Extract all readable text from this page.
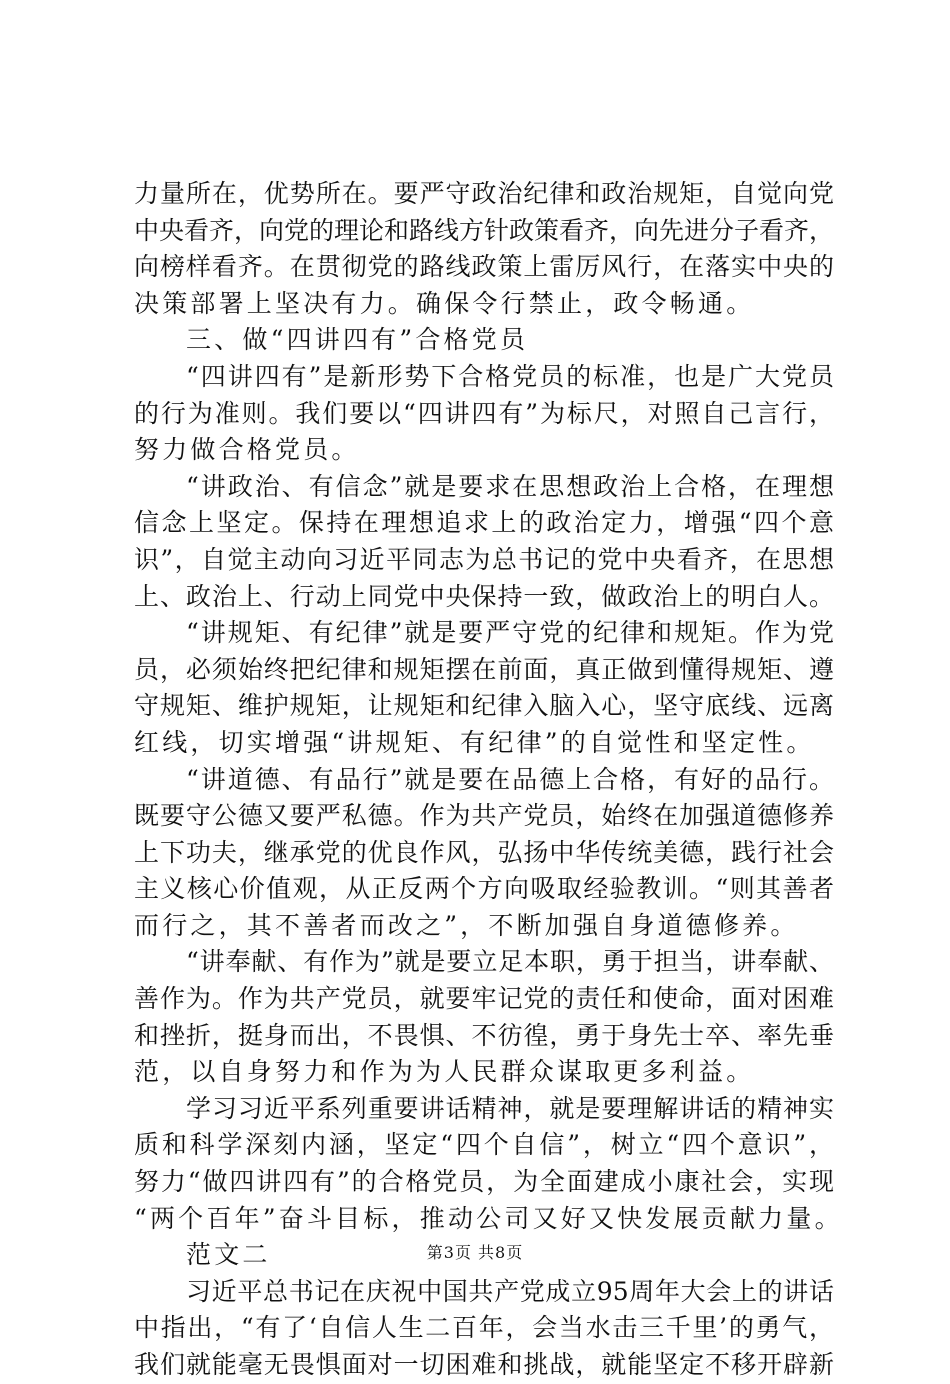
力量所在，优势所在。要严守政治纪律和政治规矩，自觉向党
中央看齐，向党的理论和路线方针政策看齐，向先进分子看齐，
向榜样看齐。在贯彻党的路线政策上雷厉风行，在落实中央的
决策部署上坚决有力。确保令行禁止，政令畅通。
三、做“四讲四有”合格党员
“四讲四有”是新形势下合格党员的标准，也是广大党员
的行为准则。我们要以“四讲四有”为标尺，对照自己言行，
努力做合格党员。
“讲政治、有信念”就是要求在思想政治上合格，在理想
信念上坚定。保持在理想追求上的政治定力，增强“四个意
识”，自觉主动向习近平同志为总书记的党中央看齐，在思想
上、政治上、行动上同党中央保持一致，做政治上的明白人。
“讲规矩、有纪律”就是要严守党的纪律和规矩。作为党
员，必须始终把纪律和规矩摆在前面，真正做到懂得规矩、遵
守规矩、维护规矩，让规矩和纪律入脑入心，坚守底线、远离
红线，切实增强“讲规矩、有纪律”的自觉性和坚定性。
“讲道德、有品行”就是要在品德上合格，有好的品行。
既要守公德又要严私德。作为共产党员，始终在加强道德修养
上下功夫，继承党的优良作风，弘扬中华传统美德，践行社会
主义核心价值观，从正反两个方向吸取经验教训。“则其善者
而行之，其不善者而改之”，不断加强自身道德修养。
“讲奉献、有作为”就是要立足本职，勇于担当，讲奉献、
善作为。作为共产党员，就要牢记党的责任和使命，面对困难
和挫折，挺身而出，不畏惧、不彷徨，勇于身先士卒、率先垂
范，以自身努力和作为为人民群众谋取更多利益。
学习习近平系列重要讲话精神，就是要理解讲话的精神实
质和科学深刻内涵，坚定“四个自信”，树立“四个意识”，
努力“做四讲四有”的合格党员，为全面建成小康社会，实现
“两个百年”奋斗目标，推动公司又好又快发展贡献力量。
范文二
习近平总书记在庆祝中国共产党成立95周年大会上的讲话
中指出，“有了‘自信人生二百年，会当水击三千里’的勇气，
我们就能毫无畏惧面对一切困难和挑战，就能坚定不移开辟新
第3页 共8页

____

• **REQUIREMENT**
Copy every line of the records above that contains "作为共产党员".

• **FINISHED ANSWER**
既要守公德又要严私德。作为共产党员，始终在加强道德修养
善作为。作为共产党员，就要牢记党的责任和使命，面对困难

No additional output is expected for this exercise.